#### STATED TASK:
Each line that holds the word "type" counts once; report how many lines do so and nothing else.

#### EXERCISE MATERIAL:
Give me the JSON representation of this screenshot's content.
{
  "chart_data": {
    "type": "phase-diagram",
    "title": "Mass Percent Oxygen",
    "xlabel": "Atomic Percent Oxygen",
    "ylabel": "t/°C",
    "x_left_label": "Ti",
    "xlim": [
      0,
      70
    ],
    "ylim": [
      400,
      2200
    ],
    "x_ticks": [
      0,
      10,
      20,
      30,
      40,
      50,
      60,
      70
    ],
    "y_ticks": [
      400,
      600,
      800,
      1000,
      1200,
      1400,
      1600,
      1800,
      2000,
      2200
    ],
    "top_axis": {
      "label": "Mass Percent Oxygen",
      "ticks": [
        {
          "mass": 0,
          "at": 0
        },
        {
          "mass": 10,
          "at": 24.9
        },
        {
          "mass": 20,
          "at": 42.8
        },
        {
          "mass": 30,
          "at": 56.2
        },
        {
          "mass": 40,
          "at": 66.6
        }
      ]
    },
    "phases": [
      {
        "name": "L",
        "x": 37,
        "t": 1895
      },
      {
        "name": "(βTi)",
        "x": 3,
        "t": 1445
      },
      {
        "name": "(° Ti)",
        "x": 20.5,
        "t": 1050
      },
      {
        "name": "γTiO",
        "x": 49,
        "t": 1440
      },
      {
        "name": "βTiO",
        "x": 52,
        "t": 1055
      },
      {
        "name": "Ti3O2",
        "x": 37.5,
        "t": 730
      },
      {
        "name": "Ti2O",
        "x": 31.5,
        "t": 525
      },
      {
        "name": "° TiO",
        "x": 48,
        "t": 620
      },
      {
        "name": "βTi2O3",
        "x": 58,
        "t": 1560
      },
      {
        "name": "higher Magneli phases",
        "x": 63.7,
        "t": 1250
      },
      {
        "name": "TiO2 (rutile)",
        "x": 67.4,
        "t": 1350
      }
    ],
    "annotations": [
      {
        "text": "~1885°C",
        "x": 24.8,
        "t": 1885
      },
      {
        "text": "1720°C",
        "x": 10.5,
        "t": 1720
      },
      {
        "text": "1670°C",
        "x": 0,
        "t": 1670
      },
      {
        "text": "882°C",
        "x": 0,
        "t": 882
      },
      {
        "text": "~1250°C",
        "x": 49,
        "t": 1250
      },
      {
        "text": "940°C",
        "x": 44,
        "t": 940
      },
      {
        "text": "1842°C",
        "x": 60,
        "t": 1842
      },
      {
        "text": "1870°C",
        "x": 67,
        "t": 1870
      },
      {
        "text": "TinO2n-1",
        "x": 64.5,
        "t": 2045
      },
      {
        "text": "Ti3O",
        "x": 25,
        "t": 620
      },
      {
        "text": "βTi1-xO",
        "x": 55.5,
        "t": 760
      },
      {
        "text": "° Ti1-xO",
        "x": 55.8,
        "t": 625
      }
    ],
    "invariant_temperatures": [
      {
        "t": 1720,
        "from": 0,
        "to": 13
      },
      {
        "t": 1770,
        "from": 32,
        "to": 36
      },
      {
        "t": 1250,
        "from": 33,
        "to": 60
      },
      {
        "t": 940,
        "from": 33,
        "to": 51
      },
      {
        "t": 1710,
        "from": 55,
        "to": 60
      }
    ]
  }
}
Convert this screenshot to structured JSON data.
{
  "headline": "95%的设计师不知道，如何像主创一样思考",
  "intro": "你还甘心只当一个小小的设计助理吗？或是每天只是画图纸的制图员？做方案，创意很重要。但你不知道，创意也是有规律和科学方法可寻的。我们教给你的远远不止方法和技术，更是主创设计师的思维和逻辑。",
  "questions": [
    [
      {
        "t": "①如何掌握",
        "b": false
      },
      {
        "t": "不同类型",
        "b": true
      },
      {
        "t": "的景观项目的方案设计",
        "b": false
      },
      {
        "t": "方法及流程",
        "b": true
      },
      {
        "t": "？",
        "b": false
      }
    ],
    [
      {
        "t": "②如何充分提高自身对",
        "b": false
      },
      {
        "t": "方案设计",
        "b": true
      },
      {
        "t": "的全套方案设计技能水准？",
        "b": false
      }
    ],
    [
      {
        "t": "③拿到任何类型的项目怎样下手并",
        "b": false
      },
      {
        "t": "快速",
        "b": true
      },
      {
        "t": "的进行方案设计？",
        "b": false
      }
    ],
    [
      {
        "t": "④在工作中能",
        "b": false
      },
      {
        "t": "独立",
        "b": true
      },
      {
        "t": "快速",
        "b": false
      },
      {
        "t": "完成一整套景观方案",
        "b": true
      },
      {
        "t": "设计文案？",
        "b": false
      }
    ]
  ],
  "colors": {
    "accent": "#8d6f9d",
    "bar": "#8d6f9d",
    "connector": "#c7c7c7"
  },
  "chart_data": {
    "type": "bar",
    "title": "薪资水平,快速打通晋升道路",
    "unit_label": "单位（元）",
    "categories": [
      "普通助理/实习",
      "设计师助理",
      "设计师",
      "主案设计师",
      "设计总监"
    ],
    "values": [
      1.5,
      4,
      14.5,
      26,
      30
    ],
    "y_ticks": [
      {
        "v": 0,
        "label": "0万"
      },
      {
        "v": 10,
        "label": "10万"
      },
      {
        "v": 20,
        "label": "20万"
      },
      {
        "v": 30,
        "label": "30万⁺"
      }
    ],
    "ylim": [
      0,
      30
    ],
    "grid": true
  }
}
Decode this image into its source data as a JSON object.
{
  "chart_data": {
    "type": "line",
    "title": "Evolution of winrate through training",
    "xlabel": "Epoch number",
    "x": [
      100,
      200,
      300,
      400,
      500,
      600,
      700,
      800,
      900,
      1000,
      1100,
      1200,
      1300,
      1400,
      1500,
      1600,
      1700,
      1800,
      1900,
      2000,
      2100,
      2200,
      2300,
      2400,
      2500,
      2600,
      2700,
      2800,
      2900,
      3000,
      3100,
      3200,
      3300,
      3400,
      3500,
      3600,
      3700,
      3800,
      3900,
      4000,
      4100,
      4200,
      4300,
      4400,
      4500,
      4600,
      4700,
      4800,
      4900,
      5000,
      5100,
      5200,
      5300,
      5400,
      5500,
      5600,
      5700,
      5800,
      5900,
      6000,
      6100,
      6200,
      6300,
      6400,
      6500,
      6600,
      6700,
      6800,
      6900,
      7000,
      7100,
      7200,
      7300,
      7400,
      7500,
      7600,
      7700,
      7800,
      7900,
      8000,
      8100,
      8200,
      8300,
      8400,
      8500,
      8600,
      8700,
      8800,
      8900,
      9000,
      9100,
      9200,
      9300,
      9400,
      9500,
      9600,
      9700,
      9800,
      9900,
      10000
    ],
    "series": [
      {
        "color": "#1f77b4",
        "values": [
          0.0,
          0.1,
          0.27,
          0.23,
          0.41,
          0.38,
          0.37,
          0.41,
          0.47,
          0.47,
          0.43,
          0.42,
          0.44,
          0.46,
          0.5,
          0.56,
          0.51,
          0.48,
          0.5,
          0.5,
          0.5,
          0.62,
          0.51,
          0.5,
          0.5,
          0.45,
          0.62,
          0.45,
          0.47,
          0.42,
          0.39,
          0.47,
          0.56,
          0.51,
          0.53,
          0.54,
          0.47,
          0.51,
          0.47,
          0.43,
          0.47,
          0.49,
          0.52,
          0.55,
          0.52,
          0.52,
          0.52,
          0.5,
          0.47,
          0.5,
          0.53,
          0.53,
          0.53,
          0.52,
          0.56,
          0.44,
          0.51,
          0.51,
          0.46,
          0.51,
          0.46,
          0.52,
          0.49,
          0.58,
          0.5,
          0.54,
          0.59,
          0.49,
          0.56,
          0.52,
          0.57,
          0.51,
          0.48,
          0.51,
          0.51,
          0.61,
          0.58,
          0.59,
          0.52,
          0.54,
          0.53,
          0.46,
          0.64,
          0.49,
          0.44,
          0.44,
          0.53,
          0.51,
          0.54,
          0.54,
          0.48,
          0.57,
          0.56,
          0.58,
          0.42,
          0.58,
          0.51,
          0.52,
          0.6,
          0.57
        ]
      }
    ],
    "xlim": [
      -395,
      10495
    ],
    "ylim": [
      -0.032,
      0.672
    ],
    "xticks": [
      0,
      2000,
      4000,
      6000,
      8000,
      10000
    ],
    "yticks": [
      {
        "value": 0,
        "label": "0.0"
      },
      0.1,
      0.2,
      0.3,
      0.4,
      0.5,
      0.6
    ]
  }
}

#### CORRECT ANSWER:
3